* **What to do**
Copy out the listing exactly.

* **Raw data**
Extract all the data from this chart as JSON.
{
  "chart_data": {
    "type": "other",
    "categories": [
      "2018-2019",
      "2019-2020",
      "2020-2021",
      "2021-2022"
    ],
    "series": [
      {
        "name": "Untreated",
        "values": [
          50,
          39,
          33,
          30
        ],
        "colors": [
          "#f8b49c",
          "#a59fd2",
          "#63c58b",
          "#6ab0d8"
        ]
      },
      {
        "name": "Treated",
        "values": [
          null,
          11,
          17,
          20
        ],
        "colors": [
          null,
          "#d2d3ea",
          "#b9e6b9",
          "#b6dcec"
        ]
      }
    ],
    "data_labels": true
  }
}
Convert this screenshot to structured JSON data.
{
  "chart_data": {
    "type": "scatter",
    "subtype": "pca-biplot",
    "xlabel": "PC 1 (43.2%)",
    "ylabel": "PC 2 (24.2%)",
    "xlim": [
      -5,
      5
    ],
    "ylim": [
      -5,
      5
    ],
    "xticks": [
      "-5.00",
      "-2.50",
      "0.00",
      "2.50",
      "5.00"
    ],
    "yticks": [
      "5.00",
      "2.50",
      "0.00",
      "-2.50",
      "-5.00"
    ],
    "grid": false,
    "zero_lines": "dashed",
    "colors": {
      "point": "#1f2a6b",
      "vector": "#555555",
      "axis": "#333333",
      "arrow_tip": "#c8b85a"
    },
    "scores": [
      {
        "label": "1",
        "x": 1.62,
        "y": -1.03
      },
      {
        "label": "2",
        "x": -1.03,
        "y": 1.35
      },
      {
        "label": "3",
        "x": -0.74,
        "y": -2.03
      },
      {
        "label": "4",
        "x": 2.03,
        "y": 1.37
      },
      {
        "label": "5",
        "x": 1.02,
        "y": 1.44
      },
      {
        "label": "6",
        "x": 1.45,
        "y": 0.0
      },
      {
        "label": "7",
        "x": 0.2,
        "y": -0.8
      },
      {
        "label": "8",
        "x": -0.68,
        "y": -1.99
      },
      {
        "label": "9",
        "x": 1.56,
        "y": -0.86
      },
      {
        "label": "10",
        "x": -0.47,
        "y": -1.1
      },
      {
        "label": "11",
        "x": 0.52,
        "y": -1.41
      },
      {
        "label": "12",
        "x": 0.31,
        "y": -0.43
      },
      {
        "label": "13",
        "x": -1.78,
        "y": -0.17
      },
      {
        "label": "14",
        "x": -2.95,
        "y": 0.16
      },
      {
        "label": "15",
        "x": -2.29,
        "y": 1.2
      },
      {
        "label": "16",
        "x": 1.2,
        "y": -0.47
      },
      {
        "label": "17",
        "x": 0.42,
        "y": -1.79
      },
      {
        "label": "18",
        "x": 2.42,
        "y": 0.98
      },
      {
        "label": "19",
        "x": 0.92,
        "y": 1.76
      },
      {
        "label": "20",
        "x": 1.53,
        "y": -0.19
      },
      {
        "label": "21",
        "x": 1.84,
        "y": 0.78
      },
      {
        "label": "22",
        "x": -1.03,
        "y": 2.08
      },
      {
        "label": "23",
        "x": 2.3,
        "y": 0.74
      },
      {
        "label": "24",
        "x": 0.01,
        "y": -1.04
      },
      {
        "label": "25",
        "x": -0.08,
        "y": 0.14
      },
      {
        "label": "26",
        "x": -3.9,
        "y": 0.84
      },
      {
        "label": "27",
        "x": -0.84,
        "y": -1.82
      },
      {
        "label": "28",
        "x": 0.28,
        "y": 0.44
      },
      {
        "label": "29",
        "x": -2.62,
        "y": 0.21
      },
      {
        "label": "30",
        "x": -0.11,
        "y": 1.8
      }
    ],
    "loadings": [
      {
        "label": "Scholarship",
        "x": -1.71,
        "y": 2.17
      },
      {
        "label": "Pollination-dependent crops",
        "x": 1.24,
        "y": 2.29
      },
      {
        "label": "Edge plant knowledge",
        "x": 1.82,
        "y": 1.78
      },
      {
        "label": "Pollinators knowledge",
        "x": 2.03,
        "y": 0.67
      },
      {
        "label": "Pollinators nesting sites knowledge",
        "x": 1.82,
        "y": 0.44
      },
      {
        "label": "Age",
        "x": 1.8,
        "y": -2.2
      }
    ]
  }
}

* **Task response**
Extract all the data from this chart as JSON.
{
  "chart_data": {
    "type": "other",
    "categories": [
      "2018-2019",
      "2019-2020",
      "2020-2021",
      "2021-2022"
    ],
    "series": [
      {
        "name": "Untreated",
        "values": [
          50,
          39,
          33,
          30
        ],
        "colors": [
          "#f8b49c",
          "#a59fd2",
          "#63c58b",
          "#6ab0d8"
        ]
      },
      {
        "name": "Treated",
        "values": [
          null,
          11,
          17,
          20
        ],
        "colors": [
          null,
          "#d2d3ea",
          "#b9e6b9",
          "#b6dcec"
        ]
      }
    ],
    "data_labels": true
  }
}
Convert this screenshot to structured JSON data.
{
  "chart_data": {
    "type": "scatter",
    "subtype": "pca-biplot",
    "xlabel": "PC 1 (43.2%)",
    "ylabel": "PC 2 (24.2%)",
    "xlim": [
      -5,
      5
    ],
    "ylim": [
      -5,
      5
    ],
    "xticks": [
      "-5.00",
      "-2.50",
      "0.00",
      "2.50",
      "5.00"
    ],
    "yticks": [
      "5.00",
      "2.50",
      "0.00",
      "-2.50",
      "-5.00"
    ],
    "grid": false,
    "zero_lines": "dashed",
    "colors": {
      "point": "#1f2a6b",
      "vector": "#555555",
      "axis": "#333333",
      "arrow_tip": "#c8b85a"
    },
    "scores": [
      {
        "label": "1",
        "x": 1.62,
        "y": -1.03
      },
      {
        "label": "2",
        "x": -1.03,
        "y": 1.35
      },
      {
        "label": "3",
        "x": -0.74,
        "y": -2.03
      },
      {
        "label": "4",
        "x": 2.03,
        "y": 1.37
      },
      {
        "label": "5",
        "x": 1.02,
        "y": 1.44
      },
      {
        "label": "6",
        "x": 1.45,
        "y": 0.0
      },
      {
        "label": "7",
        "x": 0.2,
        "y": -0.8
      },
      {
        "label": "8",
        "x": -0.68,
        "y": -1.99
      },
      {
        "label": "9",
        "x": 1.56,
        "y": -0.86
      },
      {
        "label": "10",
        "x": -0.47,
        "y": -1.1
      },
      {
        "label": "11",
        "x": 0.52,
        "y": -1.41
      },
      {
        "label": "12",
        "x": 0.31,
        "y": -0.43
      },
      {
        "label": "13",
        "x": -1.78,
        "y": -0.17
      },
      {
        "label": "14",
        "x": -2.95,
        "y": 0.16
      },
      {
        "label": "15",
        "x": -2.29,
        "y": 1.2
      },
      {
        "label": "16",
        "x": 1.2,
        "y": -0.47
      },
      {
        "label": "17",
        "x": 0.42,
        "y": -1.79
      },
      {
        "label": "18",
        "x": 2.42,
        "y": 0.98
      },
      {
        "label": "19",
        "x": 0.92,
        "y": 1.76
      },
      {
        "label": "20",
        "x": 1.53,
        "y": -0.19
      },
      {
        "label": "21",
        "x": 1.84,
        "y": 0.78
      },
      {
        "label": "22",
        "x": -1.03,
        "y": 2.08
      },
      {
        "label": "23",
        "x": 2.3,
        "y": 0.74
      },
      {
        "label": "24",
        "x": 0.01,
        "y": -1.04
      },
      {
        "label": "25",
        "x": -0.08,
        "y": 0.14
      },
      {
        "label": "26",
        "x": -3.9,
        "y": 0.84
      },
      {
        "label": "27",
        "x": -0.84,
        "y": -1.82
      },
      {
        "label": "28",
        "x": 0.28,
        "y": 0.44
      },
      {
        "label": "29",
        "x": -2.62,
        "y": 0.21
      },
      {
        "label": "30",
        "x": -0.11,
        "y": 1.8
      }
    ],
    "loadings": [
      {
        "label": "Scholarship",
        "x": -1.71,
        "y": 2.17
      },
      {
        "label": "Pollination-dependent crops",
        "x": 1.24,
        "y": 2.29
      },
      {
        "label": "Edge plant knowledge",
        "x": 1.82,
        "y": 1.78
      },
      {
        "label": "Pollinators knowledge",
        "x": 2.03,
        "y": 0.67
      },
      {
        "label": "Pollinators nesting sites knowledge",
        "x": 1.82,
        "y": 0.44
      },
      {
        "label": "Age",
        "x": 1.8,
        "y": -2.2
      }
    ]
  }
}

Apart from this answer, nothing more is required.